| TASK |
Copy each line with the word "Alanoca" in it.

--- start of RAW DATA ---

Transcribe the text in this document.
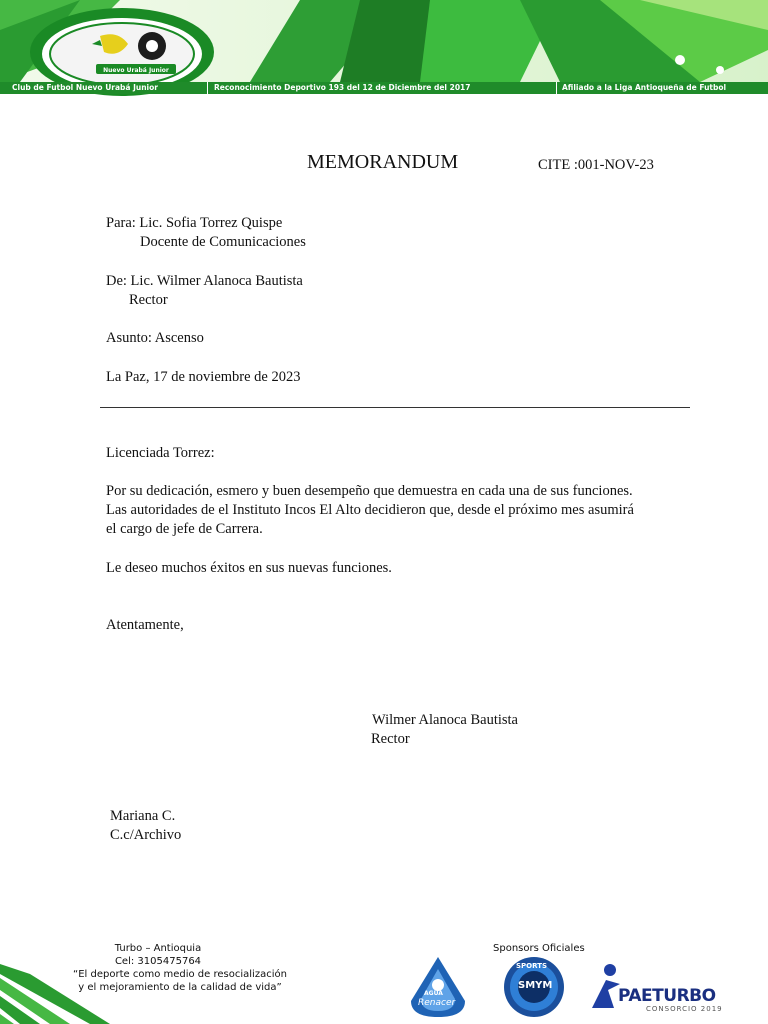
Nuevo Urabá Junior
Club de Futbol Nuevo Urabá Junior	Reconocimiento Deportivo 193 del 12 de Diciembre del 2017	Afiliado a la Liga Antioqueña de Futbol
MEMORANDUM	CITE :001-NOV-23
Para: Lic. Sofia Torrez Quispe
Docente de Comunicaciones
De: Lic. Wilmer Alanoca Bautista
Rector
Asunto: Ascenso
La Paz, 17 de noviembre de 2023
Licenciada Torrez:
Por su dedicación, esmero y buen desempeño que demuestra en cada una de sus funciones.
Las autoridades de el Instituto Incos El Alto decidieron que, desde el próximo mes asumirá
el cargo de jefe de Carrera.
Le deseo muchos éxitos en sus nuevas funciones.
Atentamente,
Wilmer Alanoca Bautista
Rector
Mariana C.
C.c/Archivo
Turbo – Antioquia
Cel: 3105475764
“El deporte como medio de resocialización
y el mejoramiento de la calidad de vida”
Sponsors Oficiales
AGUA
Renacer
SPORTS
SMYM
PAETURBO
CONSORCIO 2019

--- end of RAW DATA ---

| FULL RESPONSE |
De: Lic. Wilmer Alanoca Bautista
Wilmer Alanoca Bautista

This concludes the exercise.